## begin MATERIAL PROVIDED

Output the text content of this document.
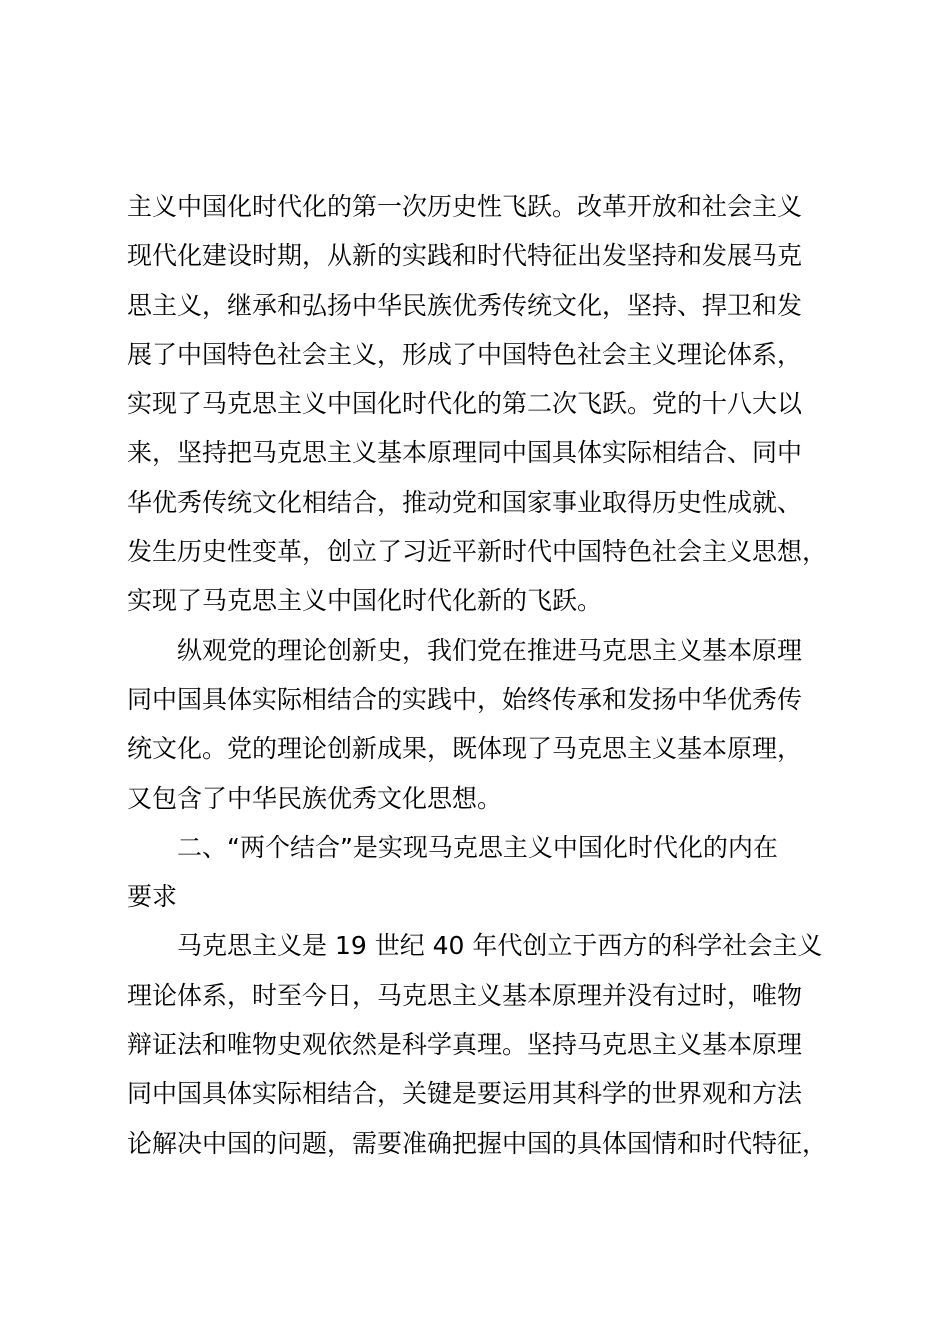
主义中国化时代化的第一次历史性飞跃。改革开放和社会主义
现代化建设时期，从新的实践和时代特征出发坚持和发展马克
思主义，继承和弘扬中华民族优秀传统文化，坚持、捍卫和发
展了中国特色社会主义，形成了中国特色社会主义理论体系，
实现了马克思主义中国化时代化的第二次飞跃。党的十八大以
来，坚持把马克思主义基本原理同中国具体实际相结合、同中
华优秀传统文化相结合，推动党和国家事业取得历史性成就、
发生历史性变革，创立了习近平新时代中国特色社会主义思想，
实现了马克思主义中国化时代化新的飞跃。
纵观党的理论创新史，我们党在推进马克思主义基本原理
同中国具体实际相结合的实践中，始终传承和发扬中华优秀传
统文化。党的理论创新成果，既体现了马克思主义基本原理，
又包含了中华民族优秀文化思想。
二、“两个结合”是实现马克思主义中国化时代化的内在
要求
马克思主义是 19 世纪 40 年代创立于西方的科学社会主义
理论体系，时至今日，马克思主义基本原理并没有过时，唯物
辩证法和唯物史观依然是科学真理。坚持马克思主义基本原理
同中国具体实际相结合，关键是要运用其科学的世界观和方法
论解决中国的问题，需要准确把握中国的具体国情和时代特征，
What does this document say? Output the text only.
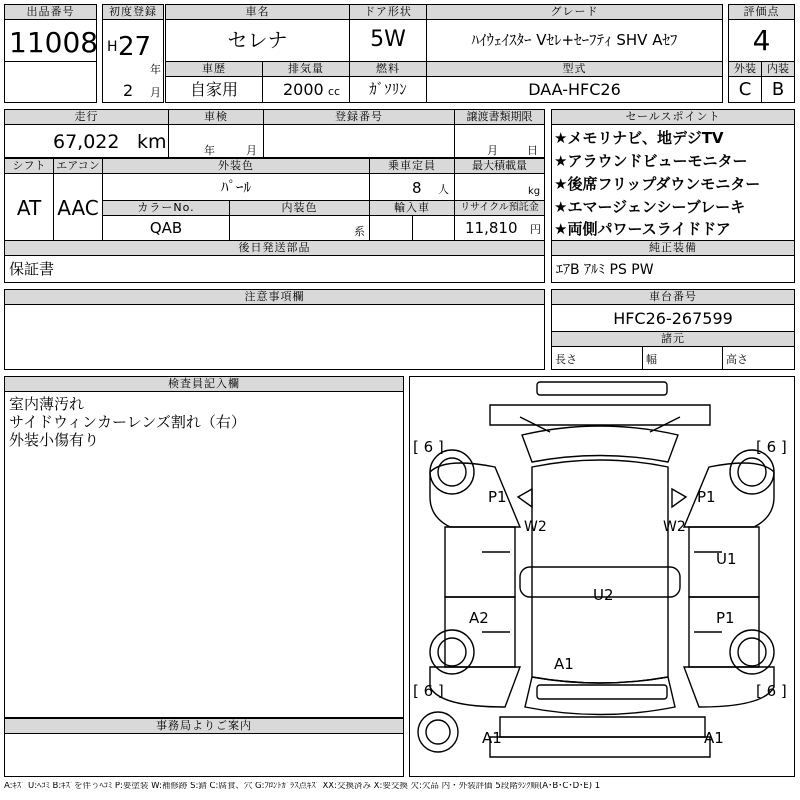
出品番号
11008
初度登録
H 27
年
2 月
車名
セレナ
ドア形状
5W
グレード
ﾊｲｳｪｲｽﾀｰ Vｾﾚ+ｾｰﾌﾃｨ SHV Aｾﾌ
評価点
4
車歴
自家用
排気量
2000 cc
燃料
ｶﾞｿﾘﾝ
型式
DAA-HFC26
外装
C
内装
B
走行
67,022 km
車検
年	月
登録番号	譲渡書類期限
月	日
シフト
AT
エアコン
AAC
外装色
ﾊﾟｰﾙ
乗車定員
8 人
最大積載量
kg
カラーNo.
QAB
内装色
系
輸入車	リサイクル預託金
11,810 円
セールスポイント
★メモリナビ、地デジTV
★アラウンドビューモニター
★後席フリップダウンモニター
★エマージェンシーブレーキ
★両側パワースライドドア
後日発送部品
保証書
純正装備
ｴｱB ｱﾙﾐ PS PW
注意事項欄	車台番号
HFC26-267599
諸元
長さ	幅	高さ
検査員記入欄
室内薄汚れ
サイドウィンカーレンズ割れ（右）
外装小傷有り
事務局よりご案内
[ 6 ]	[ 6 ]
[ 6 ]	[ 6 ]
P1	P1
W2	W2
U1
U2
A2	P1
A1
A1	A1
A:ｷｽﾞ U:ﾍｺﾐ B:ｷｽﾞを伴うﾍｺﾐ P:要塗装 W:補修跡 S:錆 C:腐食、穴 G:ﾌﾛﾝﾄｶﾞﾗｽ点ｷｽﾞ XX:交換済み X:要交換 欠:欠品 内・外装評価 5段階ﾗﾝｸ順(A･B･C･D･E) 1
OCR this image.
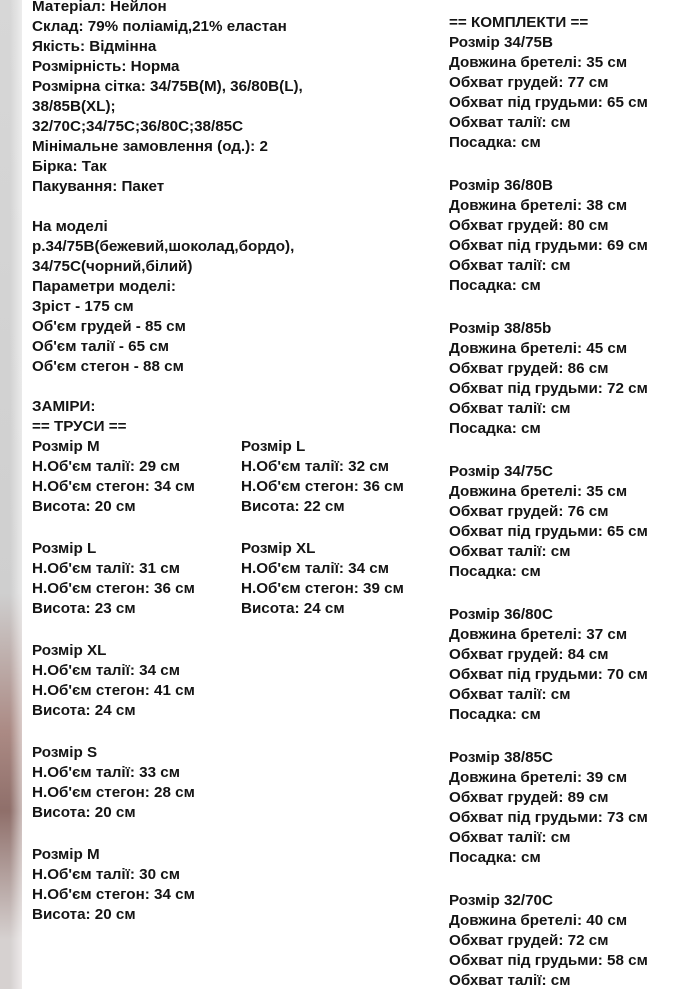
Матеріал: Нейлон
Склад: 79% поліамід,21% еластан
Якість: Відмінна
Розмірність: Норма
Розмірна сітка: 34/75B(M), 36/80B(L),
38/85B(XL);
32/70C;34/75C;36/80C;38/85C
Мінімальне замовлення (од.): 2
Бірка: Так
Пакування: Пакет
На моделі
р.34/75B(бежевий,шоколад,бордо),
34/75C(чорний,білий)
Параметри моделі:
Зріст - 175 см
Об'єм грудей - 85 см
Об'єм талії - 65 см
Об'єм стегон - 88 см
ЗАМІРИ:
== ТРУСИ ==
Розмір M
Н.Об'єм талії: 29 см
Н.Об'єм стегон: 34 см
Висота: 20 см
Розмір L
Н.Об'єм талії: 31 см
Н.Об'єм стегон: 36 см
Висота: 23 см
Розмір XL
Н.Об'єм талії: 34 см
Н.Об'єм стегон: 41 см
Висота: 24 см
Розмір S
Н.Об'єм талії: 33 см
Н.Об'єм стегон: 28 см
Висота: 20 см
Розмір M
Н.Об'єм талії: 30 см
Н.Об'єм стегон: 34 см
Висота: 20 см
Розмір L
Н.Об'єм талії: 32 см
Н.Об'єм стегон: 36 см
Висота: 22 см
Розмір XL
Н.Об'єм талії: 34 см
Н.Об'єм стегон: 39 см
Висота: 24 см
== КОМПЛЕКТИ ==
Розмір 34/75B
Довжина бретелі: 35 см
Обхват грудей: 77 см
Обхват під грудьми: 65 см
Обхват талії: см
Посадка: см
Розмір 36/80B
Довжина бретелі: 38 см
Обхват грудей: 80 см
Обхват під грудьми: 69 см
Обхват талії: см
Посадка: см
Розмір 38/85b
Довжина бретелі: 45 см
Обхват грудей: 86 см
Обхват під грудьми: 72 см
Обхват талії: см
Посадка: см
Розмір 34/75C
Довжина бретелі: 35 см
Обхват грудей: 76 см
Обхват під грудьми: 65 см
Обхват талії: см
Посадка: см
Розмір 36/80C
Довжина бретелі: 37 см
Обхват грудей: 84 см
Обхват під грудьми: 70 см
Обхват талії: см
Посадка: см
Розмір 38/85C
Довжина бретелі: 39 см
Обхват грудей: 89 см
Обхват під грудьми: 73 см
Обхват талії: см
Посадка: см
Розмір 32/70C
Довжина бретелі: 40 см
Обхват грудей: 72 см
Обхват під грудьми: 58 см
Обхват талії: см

## end MATERIAL PROVIDED
## begin MATERIAL PROVIDED

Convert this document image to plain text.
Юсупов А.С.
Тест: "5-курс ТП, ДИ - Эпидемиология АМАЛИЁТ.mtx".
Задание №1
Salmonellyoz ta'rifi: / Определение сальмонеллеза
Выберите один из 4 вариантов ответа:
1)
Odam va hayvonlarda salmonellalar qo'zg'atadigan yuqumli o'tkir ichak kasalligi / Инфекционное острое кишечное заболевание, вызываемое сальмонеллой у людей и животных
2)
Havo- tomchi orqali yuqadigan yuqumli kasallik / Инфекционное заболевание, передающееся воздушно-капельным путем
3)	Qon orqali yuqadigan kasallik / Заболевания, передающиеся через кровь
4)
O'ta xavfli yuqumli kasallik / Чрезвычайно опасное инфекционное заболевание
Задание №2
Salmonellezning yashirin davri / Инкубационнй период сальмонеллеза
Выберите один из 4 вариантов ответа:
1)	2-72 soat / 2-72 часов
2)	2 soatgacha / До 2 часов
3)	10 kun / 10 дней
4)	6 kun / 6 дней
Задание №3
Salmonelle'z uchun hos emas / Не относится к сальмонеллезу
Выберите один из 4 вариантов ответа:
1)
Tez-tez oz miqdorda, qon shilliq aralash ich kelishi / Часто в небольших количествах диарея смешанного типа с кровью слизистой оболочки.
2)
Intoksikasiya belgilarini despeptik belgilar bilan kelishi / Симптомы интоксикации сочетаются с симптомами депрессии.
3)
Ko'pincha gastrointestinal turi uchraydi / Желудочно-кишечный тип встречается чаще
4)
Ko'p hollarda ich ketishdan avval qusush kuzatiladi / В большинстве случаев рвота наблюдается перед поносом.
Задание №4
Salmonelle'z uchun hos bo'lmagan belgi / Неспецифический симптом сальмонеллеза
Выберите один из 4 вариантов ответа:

## end MATERIAL PROVIDED
## begin MATERIAL PROVIDED

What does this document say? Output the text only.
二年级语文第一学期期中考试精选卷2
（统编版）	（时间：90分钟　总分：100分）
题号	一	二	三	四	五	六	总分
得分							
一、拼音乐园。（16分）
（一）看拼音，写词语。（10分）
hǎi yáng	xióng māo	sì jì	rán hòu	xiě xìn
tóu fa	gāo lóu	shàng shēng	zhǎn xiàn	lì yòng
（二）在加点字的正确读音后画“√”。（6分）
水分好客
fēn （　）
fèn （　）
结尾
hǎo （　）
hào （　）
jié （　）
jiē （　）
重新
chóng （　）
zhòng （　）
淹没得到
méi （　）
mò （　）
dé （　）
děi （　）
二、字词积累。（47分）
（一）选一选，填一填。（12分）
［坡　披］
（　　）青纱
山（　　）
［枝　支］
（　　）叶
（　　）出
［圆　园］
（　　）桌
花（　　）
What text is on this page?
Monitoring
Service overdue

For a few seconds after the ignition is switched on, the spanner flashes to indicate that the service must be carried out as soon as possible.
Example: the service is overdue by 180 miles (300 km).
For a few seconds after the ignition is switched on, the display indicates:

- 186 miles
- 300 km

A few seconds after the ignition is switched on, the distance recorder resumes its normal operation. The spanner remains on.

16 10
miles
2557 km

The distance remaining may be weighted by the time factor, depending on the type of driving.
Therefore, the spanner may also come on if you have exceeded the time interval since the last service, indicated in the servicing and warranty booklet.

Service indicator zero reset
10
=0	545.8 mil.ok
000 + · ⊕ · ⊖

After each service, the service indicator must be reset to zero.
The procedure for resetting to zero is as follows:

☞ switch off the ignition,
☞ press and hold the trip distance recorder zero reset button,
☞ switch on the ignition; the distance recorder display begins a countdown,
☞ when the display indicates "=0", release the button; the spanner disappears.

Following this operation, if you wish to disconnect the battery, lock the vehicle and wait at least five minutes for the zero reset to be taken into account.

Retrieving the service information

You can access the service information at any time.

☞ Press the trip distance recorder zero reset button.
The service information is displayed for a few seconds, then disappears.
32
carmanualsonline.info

## end MATERIAL PROVIDED

• **TASK TO CARRY OUT**: Gather every line containing the word "стегон" and copy it.

• **SOLUTION FOR THIS PROBLEM**:
Об'єм стегон - 88 см
Н.Об'єм стегон: 34 см
Н.Об'єм стегон: 36 см
Н.Об'єм стегон: 41 см
Н.Об'єм стегон: 28 см
Н.Об'єм стегон: 34 см
Н.Об'єм стегон: 36 см
Н.Об'єм стегон: 39 см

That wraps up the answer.